■ **THE EXERCISE**
Repeat the lines below exactly as they appear, but leave out the images.

■ **DATASET**
□ □ □ □ □ □ □

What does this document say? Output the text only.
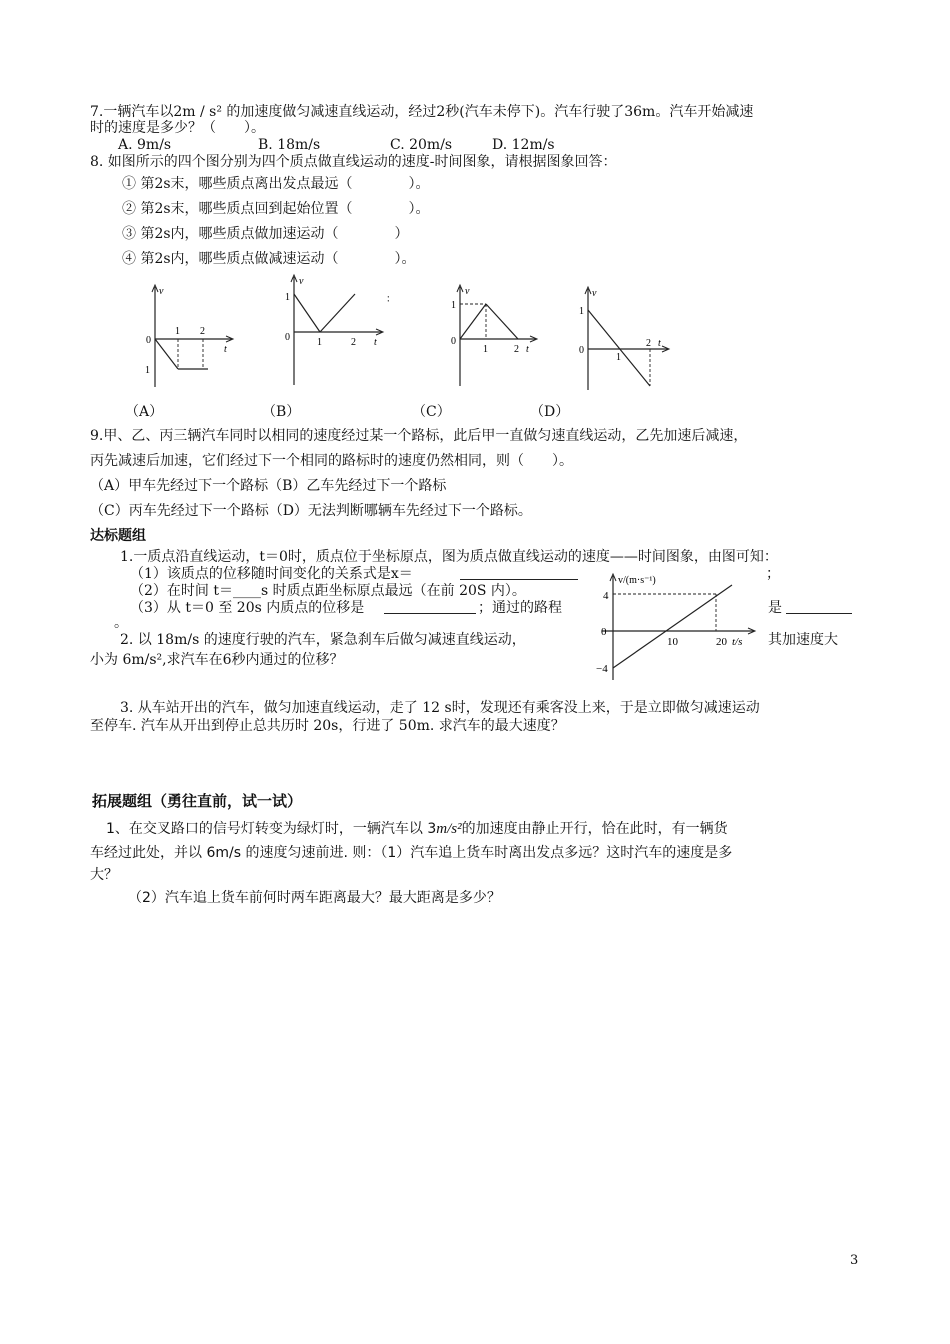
7.一辆汽车以2m / s² 的加速度做匀减速直线运动，经过2秒(汽车未停下)。汽车行驶了36m。汽车开始减速
时的速度是多少？（　　）。
A. 9m/s	B. 18m/s	C. 20m/s	D. 12m/s
8. 如图所示的四个图分别为四个质点做直线运动的速度-时间图象，请根据图象回答：
① 第2s末，哪些质点离出发点最远（　　　　）。
② 第2s末，哪些质点回到起始位置（　　　　）。
③ 第2s内，哪些质点做加速运动（　　　　）
④ 第2s内，哪些质点做减速运动（　　　　）。
v
0
1 2
t
1
v
1
0	1	2 t
：
v
1
0
1	2 t
v
1
0
1
2 t
（A）	（B）	（C）	（D）
9.甲、乙、丙三辆汽车同时以相同的速度经过某一个路标，此后甲一直做匀速直线运动，乙先加速后减速，
丙先减速后加速，它们经过下一个相同的路标时的速度仍然相同，则（　　）。
（A）甲车先经过下一个路标（B）乙车先经过下一个路标
（C）丙车先经过下一个路标（D）无法判断哪辆车先经过下一个路标。
达标题组
1.一质点沿直线运动，t＝0时，质点位于坐标原点，图为质点做直线运动的速度——时间图象，由图可知：
（1）该质点的位移随时间变化的关系式是x＝	；
（2）在时间 t＝____s 时质点距坐标原点最远（在前 20S 内）。
（3）从 t＝0 至 20s 内质点的位移是	；通过的路程	是
。
2. 以 18m/s 的速度行驶的汽车，紧急刹车后做匀减速直线运动，	其加速度大
小为 6m/s²,求汽车在6秒内通过的位移？
v/(m·s⁻¹)
4
0
−4
10	20 t/s
3. 从车站开出的汽车，做匀加速直线运动，走了 12 s时，发现还有乘客没上来，于是立即做匀减速运动
至停车. 汽车从开出到停止总共历时 20s，行进了 50m. 求汽车的最大速度？
拓展题组（勇往直前，试一试）
1、在交叉路口的信号灯转变为绿灯时，一辆汽车以 3m/s²的加速度由静止开行，恰在此时，有一辆货
车经过此处，并以 6m/s 的速度匀速前进. 则：（1）汽车追上货车时离出发点多远？这时汽车的速度是多
大？
（2）汽车追上货车前何时两车距离最大？最大距离是多少？
3
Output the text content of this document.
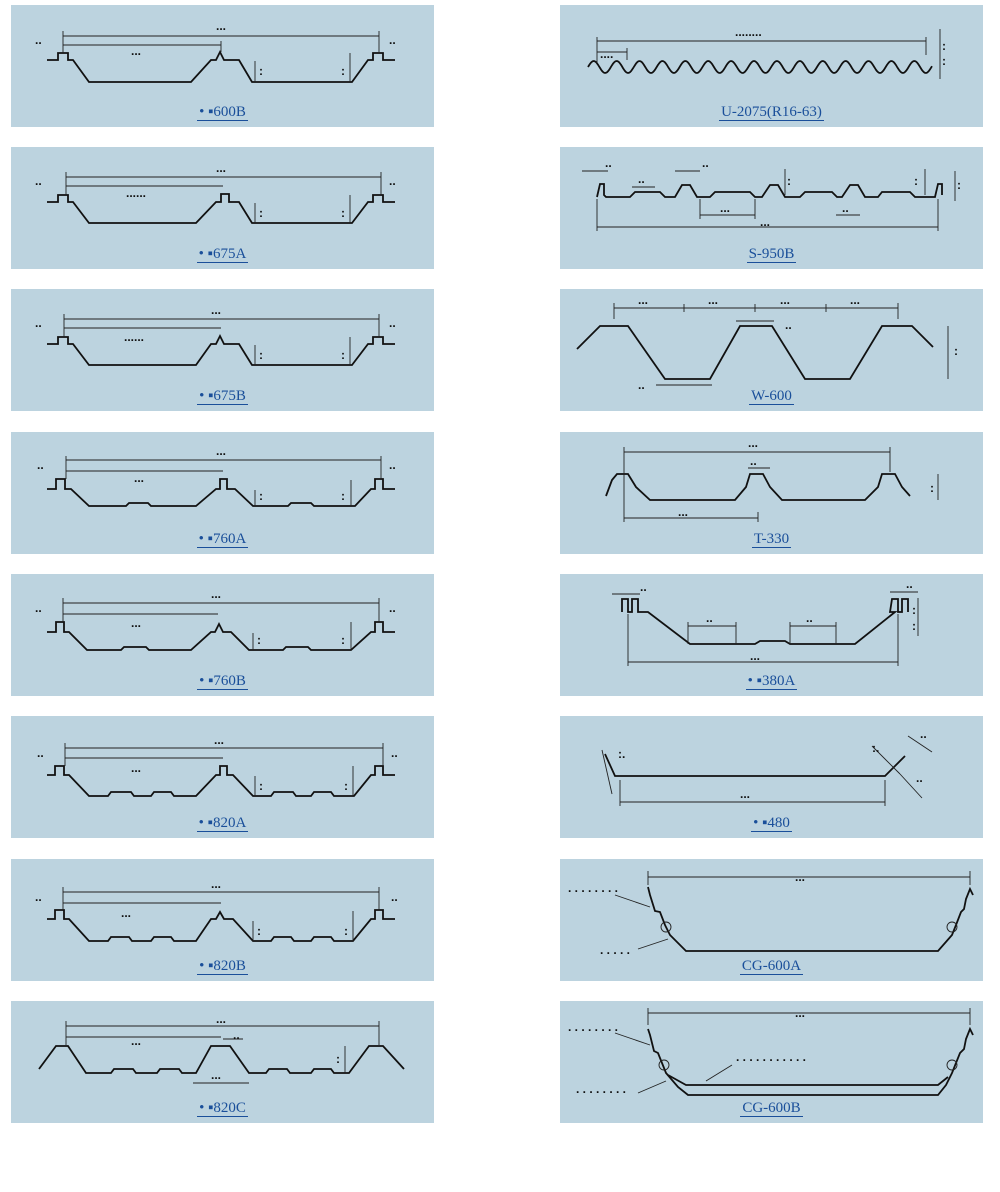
...
...
..	..
:	:
• ▪600B
...
......
..	..
:	:
• ▪675A
...
......
..	..
:	:
• ▪675B
...
...
..	..
:	:
• ▪760A
...
...
..	..
:	:
• ▪760B
...
...
..	..
:	:
• ▪820A
...
...
..	..
:	:
• ▪820B
...
...	..
...
:
• ▪820C
........
....
:
:
U-2075(R16-63)
..
..
..
...	..
...
:	:	:
S-950B
...	...	...	...
..
..
:
W-600
...
..
...
:
T-330
..	..
..	..
...
:
:
• ▪380A
...
:.	:.
..
..
• ▪480
...
. . . . . . . .
. . . . .
CG-600A
...
. . . . . . . .
. . . . . . . .
. . . . . . . . . . .
CG-600B
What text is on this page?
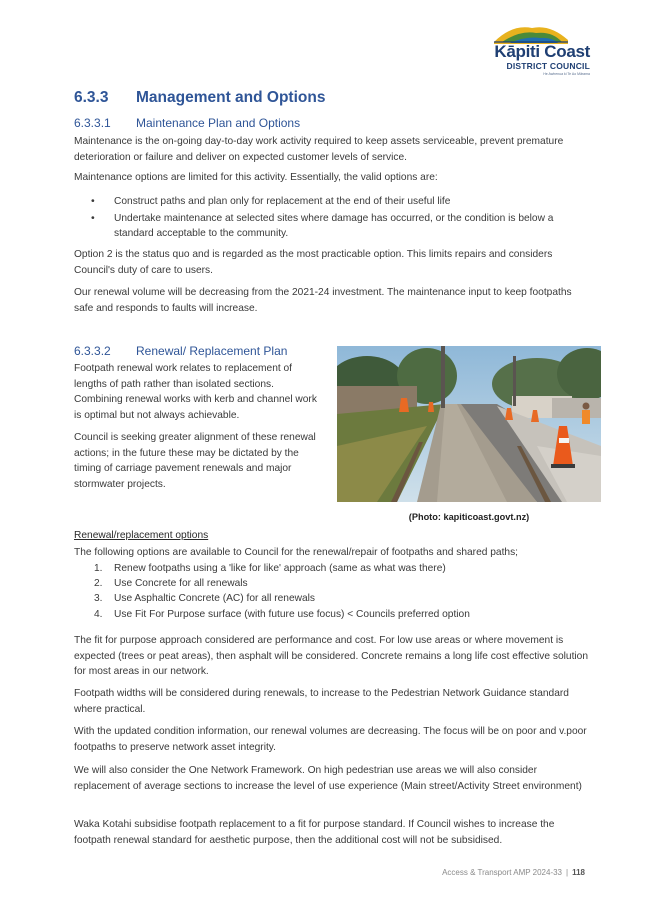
Kāpiti Coast
DISTRICT COUNCIL
He Awhenua ki Te Ao Mārama
6.3.3 Management and Options
6.3.3.1 Maintenance Plan and Options
Maintenance is the on-going day-to-day work activity required to keep assets serviceable, prevent premature deterioration or failure and deliver on expected customer levels of service.
Maintenance options are limited for this activity. Essentially, the valid options are:
• Construct paths and plan only for replacement at the end of their useful life
• Undertake maintenance at selected sites where damage has occurred, or the condition is below a standard acceptable to the community.
Option 2 is the status quo and is regarded as the most practicable option. This limits repairs and considers Council's duty of care to users.
Our renewal volume will be decreasing from the 2021-24 investment. The maintenance input to keep footpaths safe and responds to faults will increase.
6.3.3.2 Renewal/ Replacement Plan
Footpath renewal work relates to replacement of lengths of path rather than isolated sections. Combining renewal works with kerb and channel work is optimal but not always achievable.
Council is seeking greater alignment of these renewal actions; in the future these may be dictated by the timing of carriage pavement renewals and major stormwater projects.
(Photo: kapiticoast.govt.nz)
Renewal/replacement options
The following options are available to Council for the renewal/repair of footpaths and shared paths;
1. Renew footpaths using a 'like for like' approach (same as what was there)
2. Use Concrete for all renewals
3. Use Asphaltic Concrete (AC) for all renewals
4. Use Fit For Purpose surface (with future use focus) < Councils preferred option
The fit for purpose approach considered are performance and cost. For low use areas or where movement is expected (trees or peat areas), then asphalt will be considered. Concrete remains a long life cost effective solution for most areas in our network.
Footpath widths will be considered during renewals, to increase to the Pedestrian Network Guidance standard where practical.
With the updated condition information, our renewal volumes are decreasing. The focus will be on poor and v.poor footpaths to preserve network asset integrity.
We will also consider the One Network Framework. On high pedestrian use areas we will also consider replacement of average sections to increase the level of use experience (Main street/Activity Street environment)
Waka Kotahi subsidise footpath replacement to a fit for purpose standard. If Council wishes to increase the footpath renewal standard for aesthetic purpose, then the additional cost will not be subsidised.
Access & Transport AMP 2024-33 | 118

□ □ □ □ □ □ □

■ **TASK ANSWER**
What does this document say? Output the text only.
7.一辆汽车以2m / s² 的加速度做匀减速直线运动，经过2秒(汽车未停下)。汽车行驶了36m。汽车开始减速
时的速度是多少？（　　）。
A. 9m/s	B. 18m/s	C. 20m/s	D. 12m/s
8. 如图所示的四个图分别为四个质点做直线运动的速度-时间图象，请根据图象回答：
① 第2s末，哪些质点离出发点最远（　　　　）。
② 第2s末，哪些质点回到起始位置（　　　　）。
③ 第2s内，哪些质点做加速运动（　　　　）
④ 第2s内，哪些质点做减速运动（　　　　）。
v
0
1 2
t
1
v
1
0	1	2 t
：
v
1
0
1	2 t
v
1
0
1
2 t
（A）	（B）	（C）	（D）
9.甲、乙、丙三辆汽车同时以相同的速度经过某一个路标，此后甲一直做匀速直线运动，乙先加速后减速，
丙先减速后加速，它们经过下一个相同的路标时的速度仍然相同，则（　　）。
（A）甲车先经过下一个路标（B）乙车先经过下一个路标
（C）丙车先经过下一个路标（D）无法判断哪辆车先经过下一个路标。
达标题组
1.一质点沿直线运动，t＝0时，质点位于坐标原点，图为质点做直线运动的速度——时间图象，由图可知：
（1）该质点的位移随时间变化的关系式是x＝	；
（2）在时间 t＝____s 时质点距坐标原点最远（在前 20S 内）。
（3）从 t＝0 至 20s 内质点的位移是	；通过的路程	是
。
2. 以 18m/s 的速度行驶的汽车，紧急刹车后做匀减速直线运动，	其加速度大
小为 6m/s²,求汽车在6秒内通过的位移？
v/(m·s⁻¹)
4
0
−4
10	20 t/s
3. 从车站开出的汽车，做匀加速直线运动，走了 12 s时，发现还有乘客没上来，于是立即做匀减速运动
至停车. 汽车从开出到停止总共历时 20s，行进了 50m. 求汽车的最大速度？
拓展题组（勇往直前，试一试）
1、在交叉路口的信号灯转变为绿灯时，一辆汽车以 3m/s²的加速度由静止开行，恰在此时，有一辆货
车经过此处，并以 6m/s 的速度匀速前进. 则：（1）汽车追上货车时离出发点多远？这时汽车的速度是多
大？
（2）汽车追上货车前何时两车距离最大？最大距离是多少？
3
Output the text content of this document.
...
...
..	..
:	:
• ▪600B
...
......
..	..
:	:
• ▪675A
...
......
..	..
:	:
• ▪675B
...
...
..	..
:	:
• ▪760A
...
...
..	..
:	:
• ▪760B
...
...
..	..
:	:
• ▪820A
...
...
..	..
:	:
• ▪820B
...
...	..
...
:
• ▪820C
........
....
:
:
U-2075(R16-63)
..
..
..
...	..
...
:	:	:
S-950B
...	...	...	...
..
..
:
W-600
...
..
...
:
T-330
..	..
..	..
...
:
:
• ▪380A
...
:.	:.
..
..
• ▪480
...
. . . . . . . .
. . . . .
CG-600A
...
. . . . . . . .
. . . . . . . .
. . . . . . . . . . .
CG-600B
What text is on this page?
Kāpiti Coast
DISTRICT COUNCIL
He Awhenua ki Te Ao Mārama
6.3.3 Management and Options
6.3.3.1 Maintenance Plan and Options
Maintenance is the on-going day-to-day work activity required to keep assets serviceable, prevent premature deterioration or failure and deliver on expected customer levels of service.
Maintenance options are limited for this activity. Essentially, the valid options are:
• Construct paths and plan only for replacement at the end of their useful life
• Undertake maintenance at selected sites where damage has occurred, or the condition is below a standard acceptable to the community.
Option 2 is the status quo and is regarded as the most practicable option. This limits repairs and considers Council's duty of care to users.
Our renewal volume will be decreasing from the 2021-24 investment. The maintenance input to keep footpaths safe and responds to faults will increase.
6.3.3.2 Renewal/ Replacement Plan
Footpath renewal work relates to replacement of lengths of path rather than isolated sections. Combining renewal works with kerb and channel work is optimal but not always achievable.
Council is seeking greater alignment of these renewal actions; in the future these may be dictated by the timing of carriage pavement renewals and major stormwater projects.
(Photo: kapiticoast.govt.nz)
Renewal/replacement options
The following options are available to Council for the renewal/repair of footpaths and shared paths;
1. Renew footpaths using a 'like for like' approach (same as what was there)
2. Use Concrete for all renewals
3. Use Asphaltic Concrete (AC) for all renewals
4. Use Fit For Purpose surface (with future use focus) < Councils preferred option
The fit for purpose approach considered are performance and cost. For low use areas or where movement is expected (trees or peat areas), then asphalt will be considered. Concrete remains a long life cost effective solution for most areas in our network.
Footpath widths will be considered during renewals, to increase to the Pedestrian Network Guidance standard where practical.
With the updated condition information, our renewal volumes are decreasing. The focus will be on poor and v.poor footpaths to preserve network asset integrity.
We will also consider the One Network Framework. On high pedestrian use areas we will also consider replacement of average sections to increase the level of use experience (Main street/Activity Street environment)
Waka Kotahi subsidise footpath replacement to a fit for purpose standard. If Council wishes to increase the footpath renewal standard for aesthetic purpose, then the additional cost will not be subsidised.
Access & Transport AMP 2024-33 | 118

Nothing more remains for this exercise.